* Begin ITEMS *

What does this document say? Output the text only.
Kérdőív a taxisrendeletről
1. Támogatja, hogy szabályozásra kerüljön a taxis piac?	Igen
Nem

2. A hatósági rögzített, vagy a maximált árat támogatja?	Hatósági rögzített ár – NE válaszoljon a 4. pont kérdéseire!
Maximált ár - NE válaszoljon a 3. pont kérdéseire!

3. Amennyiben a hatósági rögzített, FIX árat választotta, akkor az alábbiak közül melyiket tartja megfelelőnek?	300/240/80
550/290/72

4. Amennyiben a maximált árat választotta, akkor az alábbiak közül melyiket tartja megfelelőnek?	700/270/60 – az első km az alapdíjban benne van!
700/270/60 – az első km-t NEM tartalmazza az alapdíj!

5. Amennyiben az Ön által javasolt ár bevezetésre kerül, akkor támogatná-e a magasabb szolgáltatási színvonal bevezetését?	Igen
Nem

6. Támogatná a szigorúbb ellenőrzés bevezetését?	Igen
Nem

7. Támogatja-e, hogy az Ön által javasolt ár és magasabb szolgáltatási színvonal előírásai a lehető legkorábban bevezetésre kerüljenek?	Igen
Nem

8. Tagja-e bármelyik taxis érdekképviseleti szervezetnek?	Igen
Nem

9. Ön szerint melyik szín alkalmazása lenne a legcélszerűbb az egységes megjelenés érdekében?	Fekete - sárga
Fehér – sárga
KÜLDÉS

* End ITEMS *

CHALLENGE: Reproduce the complete set of lines precisely as supplied.

RESULT FOR THIS EXERCISE:
What does this document say? Output the text only.
Kérdőív a taxisrendeletről
1. Támogatja, hogy szabályozásra kerüljön a taxis piac?	Igen
Nem

2. A hatósági rögzített, vagy a maximált árat támogatja?	Hatósági rögzített ár – NE válaszoljon a 4. pont kérdéseire!
Maximált ár - NE válaszoljon a 3. pont kérdéseire!

3. Amennyiben a hatósági rögzített, FIX árat választotta, akkor az alábbiak közül melyiket tartja megfelelőnek?	300/240/80
550/290/72

4. Amennyiben a maximált árat választotta, akkor az alábbiak közül melyiket tartja megfelelőnek?	700/270/60 – az első km az alapdíjban benne van!
700/270/60 – az első km-t NEM tartalmazza az alapdíj!

5. Amennyiben az Ön által javasolt ár bevezetésre kerül, akkor támogatná-e a magasabb szolgáltatási színvonal bevezetését?	Igen
Nem

6. Támogatná a szigorúbb ellenőrzés bevezetését?	Igen
Nem

7. Támogatja-e, hogy az Ön által javasolt ár és magasabb szolgáltatási színvonal előírásai a lehető legkorábban bevezetésre kerüljenek?	Igen
Nem

8. Tagja-e bármelyik taxis érdekképviseleti szervezetnek?	Igen
Nem

9. Ön szerint melyik szín alkalmazása lenne a legcélszerűbb az egységes megjelenés érdekében?	Fekete - sárga
Fehér – sárga
KÜLDÉS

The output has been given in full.